Task prompt ▸
Draw out every line with the word "Pressure" from the listing below.

Task input ▸
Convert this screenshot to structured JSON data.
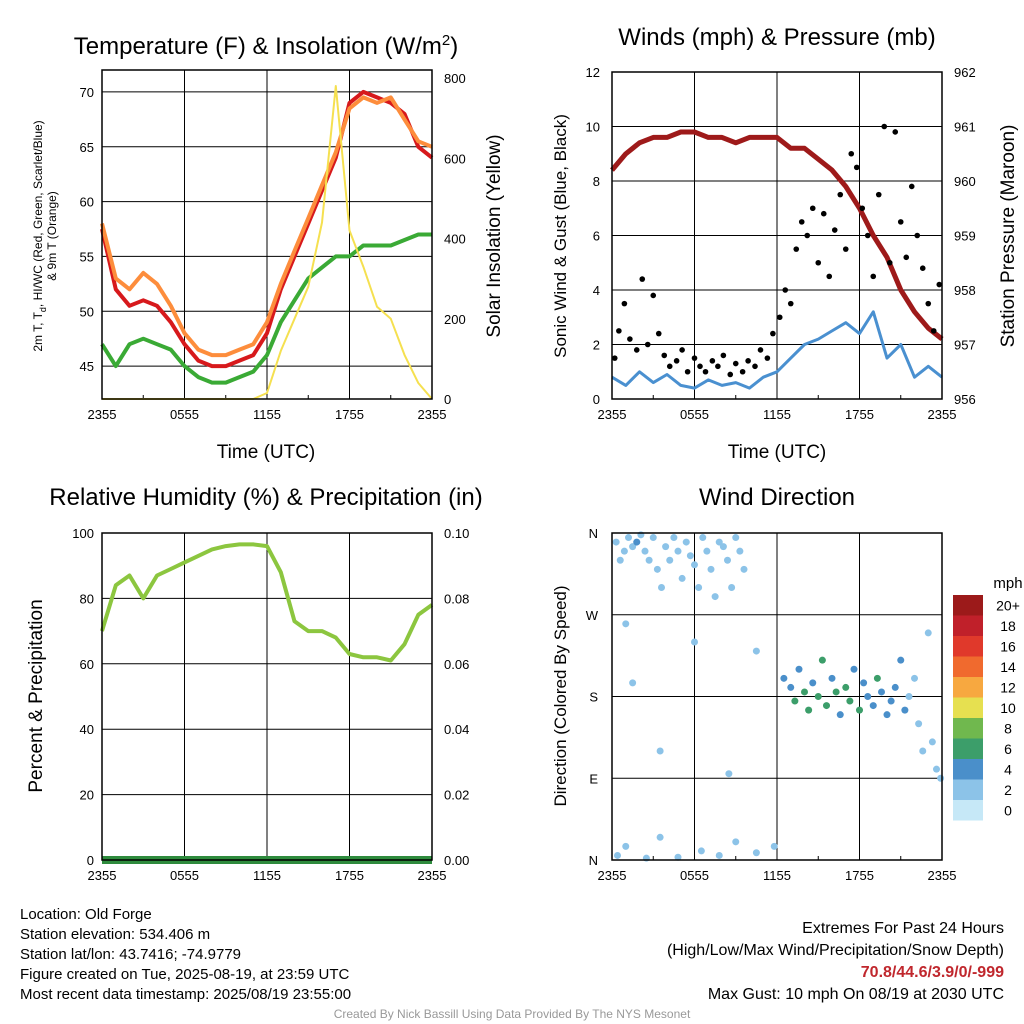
{
  "chart_data": [
    {
      "type": "line",
      "title": "Temperature (F) & Insolation (W/m²)",
      "title_main": "Temperature (F) & Insolation (W/m",
      "title_sup": "2",
      "title_end": ")",
      "xlabel": "Time (UTC)",
      "ylabel_left_line1": "2m T, T",
      "ylabel_left_sub": "d",
      "ylabel_left_line1b": ", HI/WC (Red, Green, Scarlet/Blue)",
      "ylabel_left_line2": "& 9m T (Orange)",
      "ylabel_right": "Solar Insolation (Yellow)",
      "xticks": [
        "2355",
        "0555",
        "1155",
        "1755",
        "2355"
      ],
      "ylim_left": [
        42,
        72
      ],
      "yticks_left": [
        45,
        50,
        55,
        60,
        65,
        70
      ],
      "ylim_right": [
        0,
        820
      ],
      "yticks_right": [
        0,
        200,
        400,
        600,
        800
      ],
      "x_hours": [
        0,
        1,
        2,
        3,
        4,
        5,
        6,
        7,
        8,
        9,
        10,
        11,
        12,
        13,
        14,
        15,
        16,
        17,
        18,
        19,
        20,
        21,
        22,
        23,
        24
      ],
      "series": [
        {
          "color": "#d7191c",
          "axis": "left",
          "values": [
            57.5,
            52,
            50.5,
            51,
            50.5,
            49,
            47,
            45.5,
            45,
            45,
            45.5,
            46,
            48,
            52,
            55,
            58,
            61,
            64,
            69,
            70,
            69.5,
            69,
            68,
            65,
            64
          ]
        },
        {
          "color": "#fd8d3c",
          "axis": "left",
          "values": [
            58,
            53,
            52,
            53.5,
            52.5,
            50.5,
            48,
            46.5,
            46,
            46,
            46.5,
            47,
            49,
            52.5,
            55.5,
            58.5,
            61.5,
            64.5,
            68.5,
            69.5,
            69,
            69.5,
            67.5,
            65.5,
            65
          ]
        },
        {
          "color": "#3aaa35",
          "axis": "left",
          "values": [
            47,
            45,
            47,
            47.5,
            47,
            46.5,
            45,
            44,
            43.5,
            43.5,
            44,
            44.5,
            46,
            49,
            51,
            53,
            54,
            55,
            55,
            56,
            56,
            56,
            56.5,
            57,
            57
          ]
        },
        {
          "color": "#f5e050",
          "axis": "right",
          "values": [
            0,
            0,
            0,
            0,
            0,
            0,
            0,
            0,
            0,
            0,
            0,
            0,
            15,
            120,
            200,
            280,
            440,
            780,
            420,
            330,
            230,
            200,
            110,
            40,
            0
          ]
        }
      ]
    },
    {
      "type": "line",
      "title": "Winds (mph) & Pressure (mb)",
      "xlabel": "Time (UTC)",
      "ylabel_left": "Sonic Wind & Gust (Blue, Black)",
      "ylabel_right": "Station Pressure (Maroon)",
      "xticks": [
        "2355",
        "0555",
        "1155",
        "1755",
        "2355"
      ],
      "ylim_left": [
        0,
        12
      ],
      "yticks_left": [
        0,
        2,
        4,
        6,
        8,
        10,
        12
      ],
      "ylim_right": [
        956,
        962
      ],
      "yticks_right": [
        956,
        957,
        958,
        959,
        960,
        961,
        962
      ],
      "x_hours": [
        0,
        1,
        2,
        3,
        4,
        5,
        6,
        7,
        8,
        9,
        10,
        11,
        12,
        13,
        14,
        15,
        16,
        17,
        18,
        19,
        20,
        21,
        22,
        23,
        24
      ],
      "series": [
        {
          "color": "#4a90d0",
          "axis": "left",
          "values": [
            0.8,
            0.5,
            1.0,
            0.6,
            0.9,
            0.5,
            0.4,
            0.7,
            0.5,
            0.6,
            0.4,
            0.8,
            1.0,
            1.5,
            2.0,
            2.2,
            2.5,
            2.8,
            2.4,
            3.2,
            1.5,
            2.0,
            0.8,
            1.2,
            0.8
          ]
        },
        {
          "color": "#9e1a1a",
          "axis": "right",
          "values": [
            960.2,
            960.5,
            960.7,
            960.8,
            960.8,
            960.9,
            960.9,
            960.8,
            960.8,
            960.7,
            960.8,
            960.8,
            960.8,
            960.6,
            960.6,
            960.4,
            960.2,
            959.9,
            959.5,
            959.0,
            958.6,
            958.0,
            957.6,
            957.3,
            957.1
          ]
        }
      ],
      "gust_points": [
        [
          0.2,
          1.5
        ],
        [
          0.5,
          2.5
        ],
        [
          0.9,
          3.5
        ],
        [
          1.3,
          2.2
        ],
        [
          1.8,
          1.8
        ],
        [
          2.2,
          4.4
        ],
        [
          2.6,
          2.0
        ],
        [
          3.0,
          3.8
        ],
        [
          3.4,
          2.4
        ],
        [
          3.8,
          1.6
        ],
        [
          4.2,
          1.2
        ],
        [
          4.7,
          1.4
        ],
        [
          5.1,
          1.8
        ],
        [
          5.5,
          1.0
        ],
        [
          6.0,
          1.5
        ],
        [
          6.4,
          1.2
        ],
        [
          6.8,
          1.0
        ],
        [
          7.3,
          1.4
        ],
        [
          7.7,
          1.2
        ],
        [
          8.1,
          1.6
        ],
        [
          8.6,
          0.9
        ],
        [
          9.0,
          1.3
        ],
        [
          9.5,
          1.0
        ],
        [
          9.9,
          1.4
        ],
        [
          10.4,
          1.2
        ],
        [
          10.8,
          1.8
        ],
        [
          11.3,
          1.5
        ],
        [
          11.7,
          2.4
        ],
        [
          12.2,
          3.0
        ],
        [
          12.6,
          4.0
        ],
        [
          13.0,
          3.5
        ],
        [
          13.4,
          5.5
        ],
        [
          13.8,
          6.5
        ],
        [
          14.2,
          6.0
        ],
        [
          14.6,
          7.0
        ],
        [
          15.0,
          5.0
        ],
        [
          15.4,
          6.8
        ],
        [
          15.8,
          4.5
        ],
        [
          16.2,
          6.2
        ],
        [
          16.6,
          7.5
        ],
        [
          17.0,
          5.5
        ],
        [
          17.4,
          9.0
        ],
        [
          17.8,
          8.5
        ],
        [
          18.2,
          7.0
        ],
        [
          18.6,
          6.0
        ],
        [
          19.0,
          4.5
        ],
        [
          19.4,
          7.5
        ],
        [
          19.8,
          10.0
        ],
        [
          20.2,
          5.0
        ],
        [
          20.6,
          9.8
        ],
        [
          21.0,
          6.5
        ],
        [
          21.4,
          5.2
        ],
        [
          21.8,
          7.8
        ],
        [
          22.2,
          6.0
        ],
        [
          22.6,
          4.8
        ],
        [
          23.0,
          3.5
        ],
        [
          23.4,
          2.5
        ],
        [
          23.8,
          4.2
        ]
      ]
    },
    {
      "type": "line",
      "title": "Relative Humidity (%) & Precipitation (in)",
      "ylabel_left": "Percent & Precipitation",
      "xticks": [
        "2355",
        "0555",
        "1155",
        "1755",
        "2355"
      ],
      "ylim_left": [
        0,
        100
      ],
      "yticks_left": [
        0,
        20,
        40,
        60,
        80,
        100
      ],
      "ylim_right": [
        0,
        0.1
      ],
      "yticks_right": [
        "0.00",
        "0.02",
        "0.04",
        "0.06",
        "0.08",
        "0.10"
      ],
      "x_hours": [
        0,
        1,
        2,
        3,
        4,
        5,
        6,
        7,
        8,
        9,
        10,
        11,
        12,
        13,
        14,
        15,
        16,
        17,
        18,
        19,
        20,
        21,
        22,
        23,
        24
      ],
      "series": [
        {
          "color": "#8cc63f",
          "axis": "left",
          "values": [
            70,
            84,
            87,
            80,
            87,
            89,
            91,
            93,
            95,
            96,
            96.5,
            96.5,
            96,
            88,
            73,
            70,
            70,
            68,
            63,
            62,
            62,
            61,
            66,
            75,
            78
          ]
        },
        {
          "color": "#2e8b3d",
          "axis": "right",
          "values": [
            0,
            0,
            0,
            0,
            0,
            0,
            0,
            0,
            0,
            0,
            0,
            0,
            0,
            0,
            0,
            0,
            0,
            0,
            0,
            0,
            0,
            0,
            0,
            0,
            0
          ]
        }
      ]
    },
    {
      "type": "scatter",
      "title": "Wind Direction",
      "ylabel_left": "Direction (Colored By Speed)",
      "xticks": [
        "2355",
        "0555",
        "1155",
        "1755",
        "2355"
      ],
      "ylim": [
        0,
        360
      ],
      "yticks": [
        "N",
        "E",
        "S",
        "W",
        "N"
      ],
      "legend_title": "mph",
      "legend_labels": [
        "0",
        "2",
        "4",
        "6",
        "8",
        "10",
        "12",
        "14",
        "16",
        "18",
        "20+"
      ],
      "legend_colors": [
        "#c6e8f7",
        "#8cc3e8",
        "#4a8fca",
        "#3c9e6a",
        "#70b84e",
        "#e6e050",
        "#f7a840",
        "#f06a2e",
        "#e0392b",
        "#c0202a",
        "#9c1a1a"
      ],
      "points": [
        [
          0.3,
          350,
          1
        ],
        [
          0.6,
          330,
          1
        ],
        [
          0.9,
          340,
          1
        ],
        [
          1.2,
          355,
          1
        ],
        [
          1.5,
          345,
          1
        ],
        [
          1.8,
          350,
          2
        ],
        [
          2.1,
          358,
          1
        ],
        [
          2.4,
          340,
          1
        ],
        [
          2.7,
          330,
          1
        ],
        [
          3.0,
          355,
          1
        ],
        [
          3.3,
          320,
          1
        ],
        [
          3.6,
          300,
          1
        ],
        [
          3.9,
          345,
          1
        ],
        [
          4.2,
          330,
          1
        ],
        [
          4.5,
          355,
          1
        ],
        [
          4.8,
          340,
          1
        ],
        [
          5.1,
          310,
          1
        ],
        [
          5.4,
          350,
          1
        ],
        [
          5.7,
          335,
          1
        ],
        [
          6.0,
          325,
          1
        ],
        [
          6.3,
          300,
          1
        ],
        [
          6.6,
          355,
          1
        ],
        [
          6.9,
          340,
          1
        ],
        [
          7.2,
          320,
          1
        ],
        [
          7.5,
          290,
          1
        ],
        [
          7.8,
          350,
          1
        ],
        [
          8.1,
          345,
          1
        ],
        [
          8.4,
          330,
          1
        ],
        [
          8.7,
          300,
          1
        ],
        [
          9.0,
          355,
          1
        ],
        [
          9.3,
          340,
          1
        ],
        [
          9.6,
          320,
          1
        ],
        [
          0.4,
          5,
          1
        ],
        [
          1.0,
          15,
          1
        ],
        [
          2.5,
          2,
          1
        ],
        [
          3.5,
          25,
          1
        ],
        [
          4.8,
          3,
          1
        ],
        [
          6.5,
          10,
          1
        ],
        [
          7.8,
          5,
          1
        ],
        [
          9.0,
          20,
          1
        ],
        [
          10.5,
          8,
          1
        ],
        [
          11.8,
          15,
          1
        ],
        [
          12.5,
          200,
          2
        ],
        [
          13.0,
          190,
          2
        ],
        [
          13.3,
          175,
          3
        ],
        [
          13.6,
          210,
          2
        ],
        [
          14.0,
          185,
          3
        ],
        [
          14.3,
          165,
          3
        ],
        [
          14.6,
          195,
          2
        ],
        [
          15.0,
          180,
          3
        ],
        [
          15.3,
          220,
          3
        ],
        [
          15.6,
          170,
          3
        ],
        [
          16.0,
          200,
          2
        ],
        [
          16.3,
          185,
          3
        ],
        [
          16.6,
          160,
          2
        ],
        [
          17.0,
          190,
          3
        ],
        [
          17.3,
          175,
          3
        ],
        [
          17.6,
          210,
          2
        ],
        [
          18.0,
          165,
          3
        ],
        [
          18.3,
          195,
          2
        ],
        [
          18.6,
          180,
          2
        ],
        [
          19.0,
          170,
          2
        ],
        [
          19.3,
          200,
          3
        ],
        [
          19.6,
          185,
          2
        ],
        [
          20.0,
          160,
          2
        ],
        [
          20.3,
          175,
          2
        ],
        [
          20.6,
          190,
          2
        ],
        [
          21.0,
          220,
          2
        ],
        [
          21.3,
          165,
          2
        ],
        [
          21.6,
          180,
          1
        ],
        [
          22.0,
          200,
          1
        ],
        [
          22.3,
          150,
          1
        ],
        [
          22.6,
          120,
          1
        ],
        [
          23.0,
          250,
          1
        ],
        [
          23.3,
          130,
          1
        ],
        [
          23.6,
          100,
          1
        ],
        [
          23.9,
          90,
          1
        ],
        [
          1.0,
          260,
          1
        ],
        [
          1.5,
          195,
          1
        ],
        [
          3.5,
          120,
          1
        ],
        [
          6.0,
          240,
          1
        ],
        [
          8.5,
          95,
          1
        ],
        [
          10.5,
          230,
          1
        ]
      ]
    }
  ],
  "footer": {
    "location": "Location: Old Forge",
    "elevation": "Station elevation: 534.406 m",
    "latlon": "Station lat/lon: 43.7416; -74.9779",
    "created": "Figure created on Tue, 2025-08-19, at 23:59 UTC",
    "recent": "Most recent data timestamp: 2025/08/19 23:55:00",
    "extremes_title": "Extremes For Past 24 Hours",
    "extremes_sub": "(High/Low/Max Wind/Precipitation/Snow Depth)",
    "extremes_values": "70.8/44.6/3.9/0/-999",
    "max_gust": "Max Gust: 10 mph On 08/19 at 2030 UTC",
    "credit": "Created By Nick Bassill Using Data Provided By The NYS Mesonet"
  }
}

Full solution ▸
      "title": "Winds (mph) & Pressure (mb)",
      "ylabel_right": "Station Pressure (Maroon)",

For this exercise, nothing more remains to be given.